◆ **Written problem**: All of the data below must be repeated exactly.

◆ **Supplied records**:
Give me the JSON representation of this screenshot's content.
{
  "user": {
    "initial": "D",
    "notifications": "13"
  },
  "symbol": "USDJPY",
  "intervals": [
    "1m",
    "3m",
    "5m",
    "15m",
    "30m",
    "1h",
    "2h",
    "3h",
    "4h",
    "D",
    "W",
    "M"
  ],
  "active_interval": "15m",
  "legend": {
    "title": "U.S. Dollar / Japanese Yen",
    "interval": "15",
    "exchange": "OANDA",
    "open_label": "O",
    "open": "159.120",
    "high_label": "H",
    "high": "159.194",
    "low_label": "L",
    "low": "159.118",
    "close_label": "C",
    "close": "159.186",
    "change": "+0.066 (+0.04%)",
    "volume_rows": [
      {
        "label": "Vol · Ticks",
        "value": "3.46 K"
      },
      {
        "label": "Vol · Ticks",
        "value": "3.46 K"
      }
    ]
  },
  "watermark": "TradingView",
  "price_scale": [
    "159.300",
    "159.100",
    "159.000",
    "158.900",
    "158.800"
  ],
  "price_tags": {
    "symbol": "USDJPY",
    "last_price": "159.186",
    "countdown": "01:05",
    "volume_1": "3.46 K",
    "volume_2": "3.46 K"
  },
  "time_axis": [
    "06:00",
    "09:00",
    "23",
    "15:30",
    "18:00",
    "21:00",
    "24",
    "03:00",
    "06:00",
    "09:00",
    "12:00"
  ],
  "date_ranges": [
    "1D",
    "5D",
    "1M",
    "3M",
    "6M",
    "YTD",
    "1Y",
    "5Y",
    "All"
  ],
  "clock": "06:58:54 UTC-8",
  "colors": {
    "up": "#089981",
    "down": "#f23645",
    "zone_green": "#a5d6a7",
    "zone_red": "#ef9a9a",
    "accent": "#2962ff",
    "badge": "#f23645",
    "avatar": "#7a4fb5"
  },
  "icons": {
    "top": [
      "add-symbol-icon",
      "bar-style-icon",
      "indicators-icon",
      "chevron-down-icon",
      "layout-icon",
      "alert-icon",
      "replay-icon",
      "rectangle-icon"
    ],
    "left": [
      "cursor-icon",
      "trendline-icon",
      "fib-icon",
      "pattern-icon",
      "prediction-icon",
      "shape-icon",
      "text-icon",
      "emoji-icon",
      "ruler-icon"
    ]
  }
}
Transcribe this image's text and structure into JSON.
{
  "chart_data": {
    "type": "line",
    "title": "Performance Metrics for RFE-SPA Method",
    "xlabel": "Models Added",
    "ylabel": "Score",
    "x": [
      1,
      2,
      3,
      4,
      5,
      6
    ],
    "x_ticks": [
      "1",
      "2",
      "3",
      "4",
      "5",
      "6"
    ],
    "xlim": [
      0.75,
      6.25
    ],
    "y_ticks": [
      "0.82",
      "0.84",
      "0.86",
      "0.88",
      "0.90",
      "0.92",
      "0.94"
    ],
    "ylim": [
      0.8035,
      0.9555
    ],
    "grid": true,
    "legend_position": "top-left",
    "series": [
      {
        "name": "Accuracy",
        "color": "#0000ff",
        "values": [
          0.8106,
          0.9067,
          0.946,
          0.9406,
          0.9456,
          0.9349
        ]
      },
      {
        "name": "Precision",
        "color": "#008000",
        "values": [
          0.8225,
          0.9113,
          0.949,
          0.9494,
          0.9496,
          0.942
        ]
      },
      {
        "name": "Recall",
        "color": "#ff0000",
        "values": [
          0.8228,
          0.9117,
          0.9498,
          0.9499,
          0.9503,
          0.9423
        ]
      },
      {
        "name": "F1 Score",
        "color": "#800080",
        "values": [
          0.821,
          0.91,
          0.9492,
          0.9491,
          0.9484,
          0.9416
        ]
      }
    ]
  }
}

◆ **Answer to the task**:
Give me the JSON representation of this screenshot's content.
{
  "user": {
    "initial": "D",
    "notifications": "13"
  },
  "symbol": "USDJPY",
  "intervals": [
    "1m",
    "3m",
    "5m",
    "15m",
    "30m",
    "1h",
    "2h",
    "3h",
    "4h",
    "D",
    "W",
    "M"
  ],
  "active_interval": "15m",
  "legend": {
    "title": "U.S. Dollar / Japanese Yen",
    "interval": "15",
    "exchange": "OANDA",
    "open_label": "O",
    "open": "159.120",
    "high_label": "H",
    "high": "159.194",
    "low_label": "L",
    "low": "159.118",
    "close_label": "C",
    "close": "159.186",
    "change": "+0.066 (+0.04%)",
    "volume_rows": [
      {
        "label": "Vol · Ticks",
        "value": "3.46 K"
      },
      {
        "label": "Vol · Ticks",
        "value": "3.46 K"
      }
    ]
  },
  "watermark": "TradingView",
  "price_scale": [
    "159.300",
    "159.100",
    "159.000",
    "158.900",
    "158.800"
  ],
  "price_tags": {
    "symbol": "USDJPY",
    "last_price": "159.186",
    "countdown": "01:05",
    "volume_1": "3.46 K",
    "volume_2": "3.46 K"
  },
  "time_axis": [
    "06:00",
    "09:00",
    "23",
    "15:30",
    "18:00",
    "21:00",
    "24",
    "03:00",
    "06:00",
    "09:00",
    "12:00"
  ],
  "date_ranges": [
    "1D",
    "5D",
    "1M",
    "3M",
    "6M",
    "YTD",
    "1Y",
    "5Y",
    "All"
  ],
  "clock": "06:58:54 UTC-8",
  "colors": {
    "up": "#089981",
    "down": "#f23645",
    "zone_green": "#a5d6a7",
    "zone_red": "#ef9a9a",
    "accent": "#2962ff",
    "badge": "#f23645",
    "avatar": "#7a4fb5"
  },
  "icons": {
    "top": [
      "add-symbol-icon",
      "bar-style-icon",
      "indicators-icon",
      "chevron-down-icon",
      "layout-icon",
      "alert-icon",
      "replay-icon",
      "rectangle-icon"
    ],
    "left": [
      "cursor-icon",
      "trendline-icon",
      "fib-icon",
      "pattern-icon",
      "prediction-icon",
      "shape-icon",
      "text-icon",
      "emoji-icon",
      "ruler-icon"
    ]
  }
}
Transcribe this image's text and structure into JSON.
{
  "chart_data": {
    "type": "line",
    "title": "Performance Metrics for RFE-SPA Method",
    "xlabel": "Models Added",
    "ylabel": "Score",
    "x": [
      1,
      2,
      3,
      4,
      5,
      6
    ],
    "x_ticks": [
      "1",
      "2",
      "3",
      "4",
      "5",
      "6"
    ],
    "xlim": [
      0.75,
      6.25
    ],
    "y_ticks": [
      "0.82",
      "0.84",
      "0.86",
      "0.88",
      "0.90",
      "0.92",
      "0.94"
    ],
    "ylim": [
      0.8035,
      0.9555
    ],
    "grid": true,
    "legend_position": "top-left",
    "series": [
      {
        "name": "Accuracy",
        "color": "#0000ff",
        "values": [
          0.8106,
          0.9067,
          0.946,
          0.9406,
          0.9456,
          0.9349
        ]
      },
      {
        "name": "Precision",
        "color": "#008000",
        "values": [
          0.8225,
          0.9113,
          0.949,
          0.9494,
          0.9496,
          0.942
        ]
      },
      {
        "name": "Recall",
        "color": "#ff0000",
        "values": [
          0.8228,
          0.9117,
          0.9498,
          0.9499,
          0.9503,
          0.9423
        ]
      },
      {
        "name": "F1 Score",
        "color": "#800080",
        "values": [
          0.821,
          0.91,
          0.9492,
          0.9491,
          0.9484,
          0.9416
        ]
      }
    ]
  }
}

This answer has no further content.